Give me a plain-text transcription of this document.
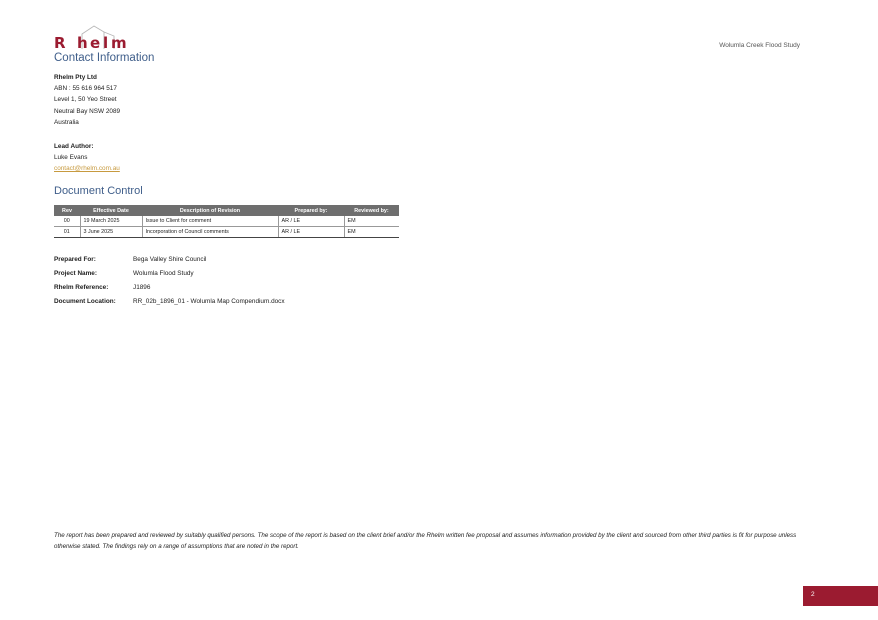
R h e l m
Contact Information
Wolumla Creek Flood Study
Rhelm Pty Ltd
ABN : 55 616 964 517
Level 1, 50 Yeo Street
Neutral Bay NSW 2089
Australia
Lead Author:
Luke Evans
contact@rhelm.com.au
Document Control
Rev	Effective Date	Description of Revision	Prepared by:	Reviewed by:
00	19 March 2025	Issue to Client for comment	AR / LE	EM
01	3 June 2025	Incorporation of Council comments	AR / LE	EM
Prepared For:	Bega Valley Shire Council
Project Name:	Wolumla Flood Study
Rhelm Reference:	J1896
Document Location:	RR_02b_1896_01 - Wolumla Map Compendium.docx
The report has been prepared and reviewed by suitably qualified persons. The scope of the report is based on the client brief and/or the Rhelm written fee proposal and assumes information provided by the client and sourced from other third parties is fit for purpose unless otherwise stated. The findings rely on a range of assumptions that are noted in the report.
2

####

** Required work **
Transcribe the records above exactly as they appear, leaving out any pictures.

** Full answer **
Give me a plain-text transcription of this document.
R h e l m
Contact Information
Wolumla Creek Flood Study
Rhelm Pty Ltd
ABN : 55 616 964 517
Level 1, 50 Yeo Street
Neutral Bay NSW 2089
Australia
Lead Author:
Luke Evans
contact@rhelm.com.au
Document Control
Rev	Effective Date	Description of Revision	Prepared by:	Reviewed by:
00	19 March 2025	Issue to Client for comment	AR / LE	EM
01	3 June 2025	Incorporation of Council comments	AR / LE	EM
Prepared For:	Bega Valley Shire Council
Project Name:	Wolumla Flood Study
Rhelm Reference:	J1896
Document Location:	RR_02b_1896_01 - Wolumla Map Compendium.docx
The report has been prepared and reviewed by suitably qualified persons. The scope of the report is based on the client brief and/or the Rhelm written fee proposal and assumes information provided by the client and sourced from other third parties is fit for purpose unless otherwise stated. The findings rely on a range of assumptions that are noted in the report.
2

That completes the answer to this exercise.